── Items

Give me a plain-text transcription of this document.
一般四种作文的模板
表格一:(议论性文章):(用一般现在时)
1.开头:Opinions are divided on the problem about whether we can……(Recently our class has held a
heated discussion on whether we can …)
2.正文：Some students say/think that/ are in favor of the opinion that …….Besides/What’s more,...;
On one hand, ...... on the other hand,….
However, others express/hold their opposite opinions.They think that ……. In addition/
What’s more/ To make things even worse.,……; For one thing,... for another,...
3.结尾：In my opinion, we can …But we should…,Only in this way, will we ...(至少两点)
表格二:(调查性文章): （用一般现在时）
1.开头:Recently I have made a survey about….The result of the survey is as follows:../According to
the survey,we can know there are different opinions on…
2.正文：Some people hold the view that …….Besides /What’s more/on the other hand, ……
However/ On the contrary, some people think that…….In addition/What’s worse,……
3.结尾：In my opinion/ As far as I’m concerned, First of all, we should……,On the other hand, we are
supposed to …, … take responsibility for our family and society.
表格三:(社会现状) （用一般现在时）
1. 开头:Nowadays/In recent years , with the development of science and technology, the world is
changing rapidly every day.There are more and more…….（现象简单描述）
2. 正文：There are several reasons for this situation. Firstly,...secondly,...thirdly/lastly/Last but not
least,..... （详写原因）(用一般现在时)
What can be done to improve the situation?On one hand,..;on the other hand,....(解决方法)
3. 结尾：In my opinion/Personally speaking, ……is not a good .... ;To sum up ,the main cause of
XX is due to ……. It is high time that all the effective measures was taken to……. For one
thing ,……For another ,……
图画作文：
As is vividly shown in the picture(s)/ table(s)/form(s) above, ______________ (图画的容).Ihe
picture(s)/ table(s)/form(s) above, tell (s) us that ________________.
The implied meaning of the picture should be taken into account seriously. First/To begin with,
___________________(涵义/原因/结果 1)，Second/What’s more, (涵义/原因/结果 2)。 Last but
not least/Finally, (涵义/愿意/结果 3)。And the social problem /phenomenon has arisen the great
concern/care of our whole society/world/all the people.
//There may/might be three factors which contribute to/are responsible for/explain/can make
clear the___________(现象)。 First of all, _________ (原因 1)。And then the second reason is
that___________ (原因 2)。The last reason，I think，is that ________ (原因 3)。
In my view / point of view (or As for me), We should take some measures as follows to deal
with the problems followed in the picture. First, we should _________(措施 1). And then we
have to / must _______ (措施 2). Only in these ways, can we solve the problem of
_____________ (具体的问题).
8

────

• Task
Select every line in the material above where the string "society" occurs, and copy it.

• Worked solution
supposed to …, … take responsibility for our family and society.
concern/care of our whole society/world/all the people.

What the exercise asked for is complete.